Items from a data source
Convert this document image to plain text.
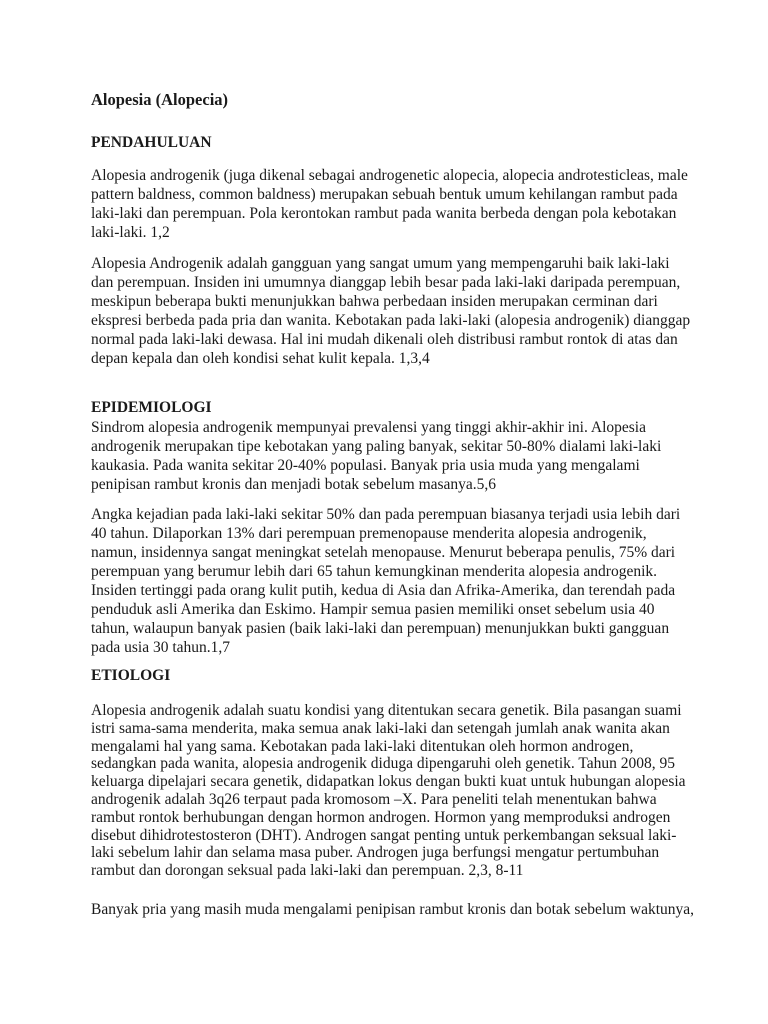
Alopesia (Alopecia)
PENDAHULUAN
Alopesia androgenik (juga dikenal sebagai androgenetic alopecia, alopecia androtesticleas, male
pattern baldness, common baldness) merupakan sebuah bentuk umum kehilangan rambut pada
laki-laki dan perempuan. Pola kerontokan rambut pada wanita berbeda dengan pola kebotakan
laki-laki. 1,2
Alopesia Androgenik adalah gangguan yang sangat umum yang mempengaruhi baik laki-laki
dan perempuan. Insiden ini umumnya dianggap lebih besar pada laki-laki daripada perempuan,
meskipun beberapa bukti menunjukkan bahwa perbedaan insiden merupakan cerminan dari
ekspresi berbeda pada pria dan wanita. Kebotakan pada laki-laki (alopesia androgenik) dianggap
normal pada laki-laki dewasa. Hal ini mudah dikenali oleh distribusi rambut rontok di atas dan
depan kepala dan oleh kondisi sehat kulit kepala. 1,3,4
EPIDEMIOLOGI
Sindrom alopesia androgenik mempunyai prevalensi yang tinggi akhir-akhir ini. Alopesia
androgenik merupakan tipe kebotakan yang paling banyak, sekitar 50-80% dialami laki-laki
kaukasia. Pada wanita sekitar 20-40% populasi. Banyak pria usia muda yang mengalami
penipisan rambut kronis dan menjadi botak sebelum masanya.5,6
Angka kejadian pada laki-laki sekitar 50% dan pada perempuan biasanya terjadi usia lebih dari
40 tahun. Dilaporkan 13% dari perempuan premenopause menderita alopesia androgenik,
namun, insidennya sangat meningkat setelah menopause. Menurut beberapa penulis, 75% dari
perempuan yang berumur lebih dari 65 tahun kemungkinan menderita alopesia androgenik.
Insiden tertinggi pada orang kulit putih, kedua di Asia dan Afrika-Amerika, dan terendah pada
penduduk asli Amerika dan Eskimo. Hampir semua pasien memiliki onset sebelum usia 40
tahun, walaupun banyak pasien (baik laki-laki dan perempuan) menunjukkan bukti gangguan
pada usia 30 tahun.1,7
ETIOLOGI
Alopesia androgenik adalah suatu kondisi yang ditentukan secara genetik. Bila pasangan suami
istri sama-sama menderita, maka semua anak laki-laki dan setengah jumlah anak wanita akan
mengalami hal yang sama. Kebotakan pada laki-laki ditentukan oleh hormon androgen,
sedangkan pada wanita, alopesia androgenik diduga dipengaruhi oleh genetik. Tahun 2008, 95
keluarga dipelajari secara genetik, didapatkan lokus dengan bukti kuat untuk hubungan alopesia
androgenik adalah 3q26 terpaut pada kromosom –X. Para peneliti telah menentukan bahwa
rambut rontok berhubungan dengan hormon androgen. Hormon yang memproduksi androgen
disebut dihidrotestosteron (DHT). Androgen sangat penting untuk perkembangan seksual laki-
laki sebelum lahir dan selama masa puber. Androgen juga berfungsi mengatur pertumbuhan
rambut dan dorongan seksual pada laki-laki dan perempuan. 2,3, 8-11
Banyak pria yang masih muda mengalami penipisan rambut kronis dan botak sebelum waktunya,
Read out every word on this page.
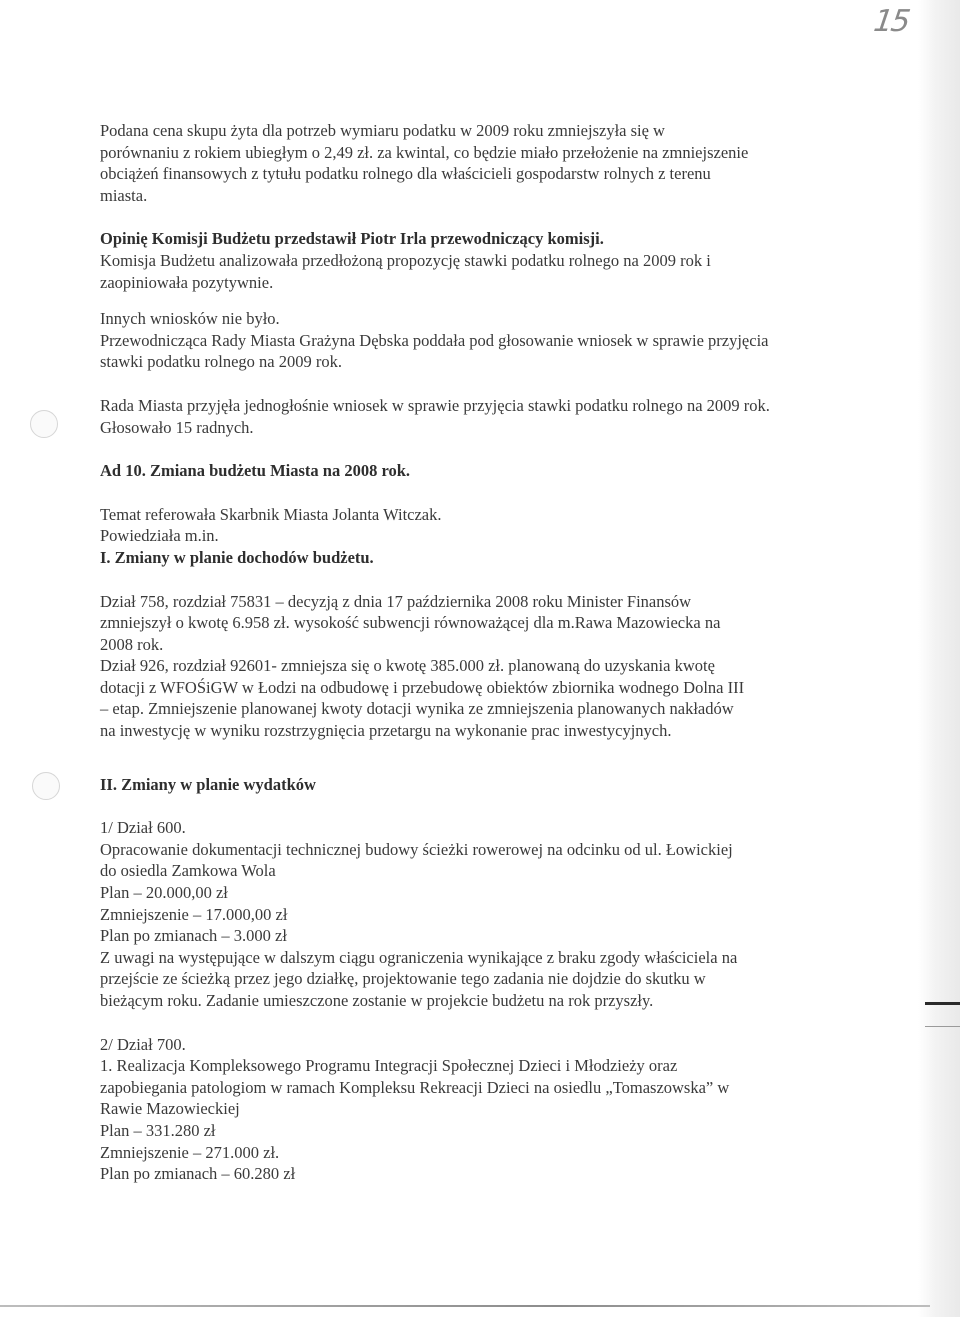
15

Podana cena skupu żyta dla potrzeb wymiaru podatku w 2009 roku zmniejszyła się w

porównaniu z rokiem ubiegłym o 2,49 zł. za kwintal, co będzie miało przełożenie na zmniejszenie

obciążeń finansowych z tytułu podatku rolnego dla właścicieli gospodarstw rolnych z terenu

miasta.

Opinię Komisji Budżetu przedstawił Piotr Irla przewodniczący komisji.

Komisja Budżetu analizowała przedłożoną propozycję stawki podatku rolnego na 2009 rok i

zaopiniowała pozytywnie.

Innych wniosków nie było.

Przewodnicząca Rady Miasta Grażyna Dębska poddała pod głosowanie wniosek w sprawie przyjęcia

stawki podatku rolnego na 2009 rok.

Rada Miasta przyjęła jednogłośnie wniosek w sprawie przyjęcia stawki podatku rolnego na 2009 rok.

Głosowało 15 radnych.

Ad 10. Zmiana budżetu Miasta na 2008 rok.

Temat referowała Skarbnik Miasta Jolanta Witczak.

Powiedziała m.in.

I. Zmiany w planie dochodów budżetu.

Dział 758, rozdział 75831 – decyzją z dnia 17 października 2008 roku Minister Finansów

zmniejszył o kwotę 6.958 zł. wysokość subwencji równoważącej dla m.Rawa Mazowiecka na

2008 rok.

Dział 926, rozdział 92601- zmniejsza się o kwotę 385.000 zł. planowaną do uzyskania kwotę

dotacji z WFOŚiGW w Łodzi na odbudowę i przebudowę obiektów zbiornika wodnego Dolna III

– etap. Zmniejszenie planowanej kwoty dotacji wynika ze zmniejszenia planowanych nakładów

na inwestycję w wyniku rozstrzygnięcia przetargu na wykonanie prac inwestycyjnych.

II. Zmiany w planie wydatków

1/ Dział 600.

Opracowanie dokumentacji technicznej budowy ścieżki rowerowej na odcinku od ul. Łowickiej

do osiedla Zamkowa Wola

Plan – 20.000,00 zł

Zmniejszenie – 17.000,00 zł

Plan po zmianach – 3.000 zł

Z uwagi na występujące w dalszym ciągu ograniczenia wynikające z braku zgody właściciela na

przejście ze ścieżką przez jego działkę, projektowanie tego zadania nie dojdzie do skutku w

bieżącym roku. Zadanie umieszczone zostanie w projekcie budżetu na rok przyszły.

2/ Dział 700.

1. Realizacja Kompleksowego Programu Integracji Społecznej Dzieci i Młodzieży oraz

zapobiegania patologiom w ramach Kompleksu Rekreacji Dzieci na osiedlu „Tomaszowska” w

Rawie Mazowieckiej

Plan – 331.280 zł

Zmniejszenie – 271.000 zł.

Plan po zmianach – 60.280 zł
--
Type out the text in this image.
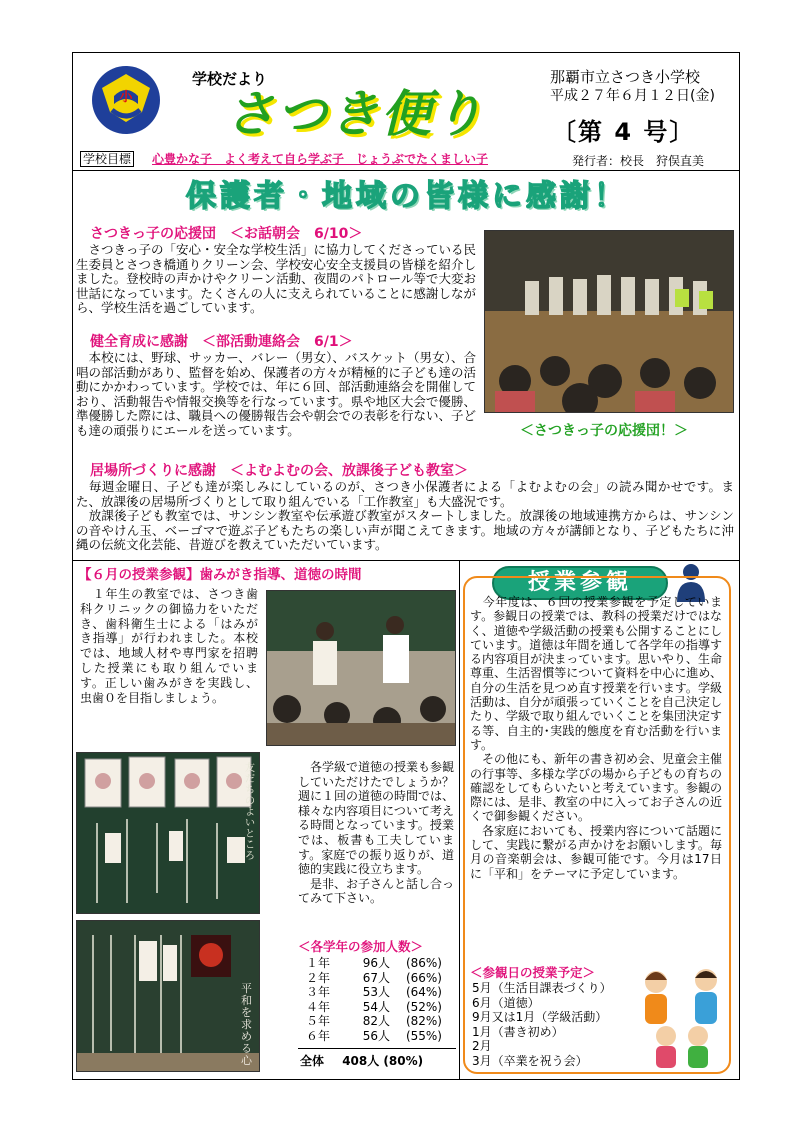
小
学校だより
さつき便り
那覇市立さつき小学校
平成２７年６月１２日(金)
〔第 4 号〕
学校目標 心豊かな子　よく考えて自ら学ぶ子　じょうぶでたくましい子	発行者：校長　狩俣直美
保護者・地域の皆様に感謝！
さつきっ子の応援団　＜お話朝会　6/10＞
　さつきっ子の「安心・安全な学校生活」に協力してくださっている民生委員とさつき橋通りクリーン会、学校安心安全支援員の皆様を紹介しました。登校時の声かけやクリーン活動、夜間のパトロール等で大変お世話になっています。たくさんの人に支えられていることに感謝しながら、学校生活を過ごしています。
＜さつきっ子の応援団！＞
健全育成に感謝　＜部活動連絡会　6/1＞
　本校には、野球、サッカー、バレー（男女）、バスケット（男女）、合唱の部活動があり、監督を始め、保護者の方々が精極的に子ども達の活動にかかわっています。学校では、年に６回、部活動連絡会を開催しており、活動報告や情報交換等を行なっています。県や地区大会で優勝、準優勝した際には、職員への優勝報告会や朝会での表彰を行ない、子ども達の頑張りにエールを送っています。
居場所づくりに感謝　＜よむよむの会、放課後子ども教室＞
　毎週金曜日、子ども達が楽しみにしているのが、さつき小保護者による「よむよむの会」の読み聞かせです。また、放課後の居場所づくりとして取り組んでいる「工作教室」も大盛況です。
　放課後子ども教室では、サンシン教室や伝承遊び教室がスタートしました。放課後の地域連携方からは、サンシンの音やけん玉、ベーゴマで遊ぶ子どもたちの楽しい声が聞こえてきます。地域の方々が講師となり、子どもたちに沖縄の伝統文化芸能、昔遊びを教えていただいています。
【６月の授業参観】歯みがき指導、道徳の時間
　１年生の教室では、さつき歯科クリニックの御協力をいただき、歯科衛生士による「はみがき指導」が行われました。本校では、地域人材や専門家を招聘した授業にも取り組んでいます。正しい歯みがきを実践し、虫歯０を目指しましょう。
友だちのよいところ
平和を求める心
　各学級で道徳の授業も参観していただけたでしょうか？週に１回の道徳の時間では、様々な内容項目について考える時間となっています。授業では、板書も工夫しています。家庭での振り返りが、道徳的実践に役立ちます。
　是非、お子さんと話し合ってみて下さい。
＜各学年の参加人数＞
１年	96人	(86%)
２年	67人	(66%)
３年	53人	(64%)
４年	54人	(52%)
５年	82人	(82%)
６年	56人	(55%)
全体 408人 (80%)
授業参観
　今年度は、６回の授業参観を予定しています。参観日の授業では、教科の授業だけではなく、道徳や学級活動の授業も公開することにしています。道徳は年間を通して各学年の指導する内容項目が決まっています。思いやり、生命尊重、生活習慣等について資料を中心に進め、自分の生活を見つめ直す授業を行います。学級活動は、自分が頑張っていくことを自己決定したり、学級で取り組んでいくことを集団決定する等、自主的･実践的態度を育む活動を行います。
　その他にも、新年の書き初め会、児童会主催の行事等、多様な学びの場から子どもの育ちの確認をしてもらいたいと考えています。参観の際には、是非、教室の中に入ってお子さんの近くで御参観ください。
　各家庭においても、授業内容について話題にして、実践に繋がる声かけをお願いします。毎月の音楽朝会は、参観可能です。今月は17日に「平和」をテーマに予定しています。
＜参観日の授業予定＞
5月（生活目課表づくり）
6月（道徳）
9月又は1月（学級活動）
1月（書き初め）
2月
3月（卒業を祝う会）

## OBJECTIVE
Using the listing above, return all lines where the word "stawki" occurs.

## RESULT
Komisja Budżetu analizowała przedłożoną propozycję stawki podatku rolnego na 2009 rok i
stawki podatku rolnego na 2009 rok.
Rada Miasta przyjęła jednogłośnie wniosek w sprawie przyjęcia stawki podatku rolnego na 2009 rok.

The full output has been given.